Extract the entries in their exact form.

^^^^^^^^

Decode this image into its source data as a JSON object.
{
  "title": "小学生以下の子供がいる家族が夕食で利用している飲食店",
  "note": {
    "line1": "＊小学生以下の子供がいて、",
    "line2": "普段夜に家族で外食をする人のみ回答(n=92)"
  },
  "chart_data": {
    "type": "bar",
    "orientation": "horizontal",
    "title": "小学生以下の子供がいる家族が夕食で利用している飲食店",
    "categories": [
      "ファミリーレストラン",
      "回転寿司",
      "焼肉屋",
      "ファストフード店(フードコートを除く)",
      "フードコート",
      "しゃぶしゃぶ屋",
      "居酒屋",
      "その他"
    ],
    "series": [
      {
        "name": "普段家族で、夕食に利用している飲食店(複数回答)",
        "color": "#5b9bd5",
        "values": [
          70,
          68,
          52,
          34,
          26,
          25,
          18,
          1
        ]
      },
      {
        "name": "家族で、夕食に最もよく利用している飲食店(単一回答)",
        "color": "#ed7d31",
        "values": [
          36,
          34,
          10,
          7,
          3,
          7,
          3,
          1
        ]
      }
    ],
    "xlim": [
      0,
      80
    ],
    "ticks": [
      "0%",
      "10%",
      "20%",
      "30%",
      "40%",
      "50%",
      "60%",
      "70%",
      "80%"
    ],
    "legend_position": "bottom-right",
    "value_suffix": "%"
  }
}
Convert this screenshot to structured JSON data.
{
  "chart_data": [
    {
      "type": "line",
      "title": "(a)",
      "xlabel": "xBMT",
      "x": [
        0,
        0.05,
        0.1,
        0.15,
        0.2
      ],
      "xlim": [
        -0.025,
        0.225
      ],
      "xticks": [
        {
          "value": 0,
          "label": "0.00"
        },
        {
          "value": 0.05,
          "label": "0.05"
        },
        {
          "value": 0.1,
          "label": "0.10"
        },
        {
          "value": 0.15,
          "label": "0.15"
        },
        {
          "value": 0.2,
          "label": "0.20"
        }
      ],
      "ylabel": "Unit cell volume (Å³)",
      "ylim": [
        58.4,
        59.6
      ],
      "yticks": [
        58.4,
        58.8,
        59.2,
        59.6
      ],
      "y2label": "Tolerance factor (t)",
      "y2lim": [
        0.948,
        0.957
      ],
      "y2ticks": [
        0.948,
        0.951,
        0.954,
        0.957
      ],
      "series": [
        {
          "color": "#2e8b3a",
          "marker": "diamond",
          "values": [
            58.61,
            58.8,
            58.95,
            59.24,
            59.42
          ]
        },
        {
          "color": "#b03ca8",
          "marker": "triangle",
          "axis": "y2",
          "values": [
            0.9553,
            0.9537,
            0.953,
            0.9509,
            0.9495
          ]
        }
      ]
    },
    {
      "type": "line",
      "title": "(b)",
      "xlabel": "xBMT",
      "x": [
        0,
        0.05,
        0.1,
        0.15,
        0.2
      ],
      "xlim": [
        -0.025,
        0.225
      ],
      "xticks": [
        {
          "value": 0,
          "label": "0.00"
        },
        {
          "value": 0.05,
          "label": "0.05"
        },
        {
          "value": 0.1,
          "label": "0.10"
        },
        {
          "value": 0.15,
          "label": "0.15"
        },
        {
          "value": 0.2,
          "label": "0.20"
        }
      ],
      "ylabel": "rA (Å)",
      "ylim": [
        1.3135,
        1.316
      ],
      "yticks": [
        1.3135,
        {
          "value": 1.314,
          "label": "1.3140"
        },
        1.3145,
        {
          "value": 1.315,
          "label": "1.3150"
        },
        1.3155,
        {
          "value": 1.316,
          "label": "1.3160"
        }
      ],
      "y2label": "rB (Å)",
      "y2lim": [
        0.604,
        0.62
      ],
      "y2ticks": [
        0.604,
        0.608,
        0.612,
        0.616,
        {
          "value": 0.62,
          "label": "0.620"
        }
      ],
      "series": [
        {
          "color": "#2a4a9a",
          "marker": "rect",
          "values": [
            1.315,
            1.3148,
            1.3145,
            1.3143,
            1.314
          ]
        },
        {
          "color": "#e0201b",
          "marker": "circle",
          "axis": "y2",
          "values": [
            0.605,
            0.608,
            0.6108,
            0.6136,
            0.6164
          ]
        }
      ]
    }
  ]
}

^^^^^^^^

ANSWER:
Decode this image into its source data as a JSON object.
{
  "title": "小学生以下の子供がいる家族が夕食で利用している飲食店",
  "note": {
    "line1": "＊小学生以下の子供がいて、",
    "line2": "普段夜に家族で外食をする人のみ回答(n=92)"
  },
  "chart_data": {
    "type": "bar",
    "orientation": "horizontal",
    "title": "小学生以下の子供がいる家族が夕食で利用している飲食店",
    "categories": [
      "ファミリーレストラン",
      "回転寿司",
      "焼肉屋",
      "ファストフード店(フードコートを除く)",
      "フードコート",
      "しゃぶしゃぶ屋",
      "居酒屋",
      "その他"
    ],
    "series": [
      {
        "name": "普段家族で、夕食に利用している飲食店(複数回答)",
        "color": "#5b9bd5",
        "values": [
          70,
          68,
          52,
          34,
          26,
          25,
          18,
          1
        ]
      },
      {
        "name": "家族で、夕食に最もよく利用している飲食店(単一回答)",
        "color": "#ed7d31",
        "values": [
          36,
          34,
          10,
          7,
          3,
          7,
          3,
          1
        ]
      }
    ],
    "xlim": [
      0,
      80
    ],
    "ticks": [
      "0%",
      "10%",
      "20%",
      "30%",
      "40%",
      "50%",
      "60%",
      "70%",
      "80%"
    ],
    "legend_position": "bottom-right",
    "value_suffix": "%"
  }
}
Convert this screenshot to structured JSON data.
{
  "chart_data": [
    {
      "type": "line",
      "title": "(a)",
      "xlabel": "xBMT",
      "x": [
        0,
        0.05,
        0.1,
        0.15,
        0.2
      ],
      "xlim": [
        -0.025,
        0.225
      ],
      "xticks": [
        {
          "value": 0,
          "label": "0.00"
        },
        {
          "value": 0.05,
          "label": "0.05"
        },
        {
          "value": 0.1,
          "label": "0.10"
        },
        {
          "value": 0.15,
          "label": "0.15"
        },
        {
          "value": 0.2,
          "label": "0.20"
        }
      ],
      "ylabel": "Unit cell volume (Å³)",
      "ylim": [
        58.4,
        59.6
      ],
      "yticks": [
        58.4,
        58.8,
        59.2,
        59.6
      ],
      "y2label": "Tolerance factor (t)",
      "y2lim": [
        0.948,
        0.957
      ],
      "y2ticks": [
        0.948,
        0.951,
        0.954,
        0.957
      ],
      "series": [
        {
          "color": "#2e8b3a",
          "marker": "diamond",
          "values": [
            58.61,
            58.8,
            58.95,
            59.24,
            59.42
          ]
        },
        {
          "color": "#b03ca8",
          "marker": "triangle",
          "axis": "y2",
          "values": [
            0.9553,
            0.9537,
            0.953,
            0.9509,
            0.9495
          ]
        }
      ]
    },
    {
      "type": "line",
      "title": "(b)",
      "xlabel": "xBMT",
      "x": [
        0,
        0.05,
        0.1,
        0.15,
        0.2
      ],
      "xlim": [
        -0.025,
        0.225
      ],
      "xticks": [
        {
          "value": 0,
          "label": "0.00"
        },
        {
          "value": 0.05,
          "label": "0.05"
        },
        {
          "value": 0.1,
          "label": "0.10"
        },
        {
          "value": 0.15,
          "label": "0.15"
        },
        {
          "value": 0.2,
          "label": "0.20"
        }
      ],
      "ylabel": "rA (Å)",
      "ylim": [
        1.3135,
        1.316
      ],
      "yticks": [
        1.3135,
        {
          "value": 1.314,
          "label": "1.3140"
        },
        1.3145,
        {
          "value": 1.315,
          "label": "1.3150"
        },
        1.3155,
        {
          "value": 1.316,
          "label": "1.3160"
        }
      ],
      "y2label": "rB (Å)",
      "y2lim": [
        0.604,
        0.62
      ],
      "y2ticks": [
        0.604,
        0.608,
        0.612,
        0.616,
        {
          "value": 0.62,
          "label": "0.620"
        }
      ],
      "series": [
        {
          "color": "#2a4a9a",
          "marker": "rect",
          "values": [
            1.315,
            1.3148,
            1.3145,
            1.3143,
            1.314
          ]
        },
        {
          "color": "#e0201b",
          "marker": "circle",
          "axis": "y2",
          "values": [
            0.605,
            0.608,
            0.6108,
            0.6136,
            0.6164
          ]
        }
      ]
    }
  ]
}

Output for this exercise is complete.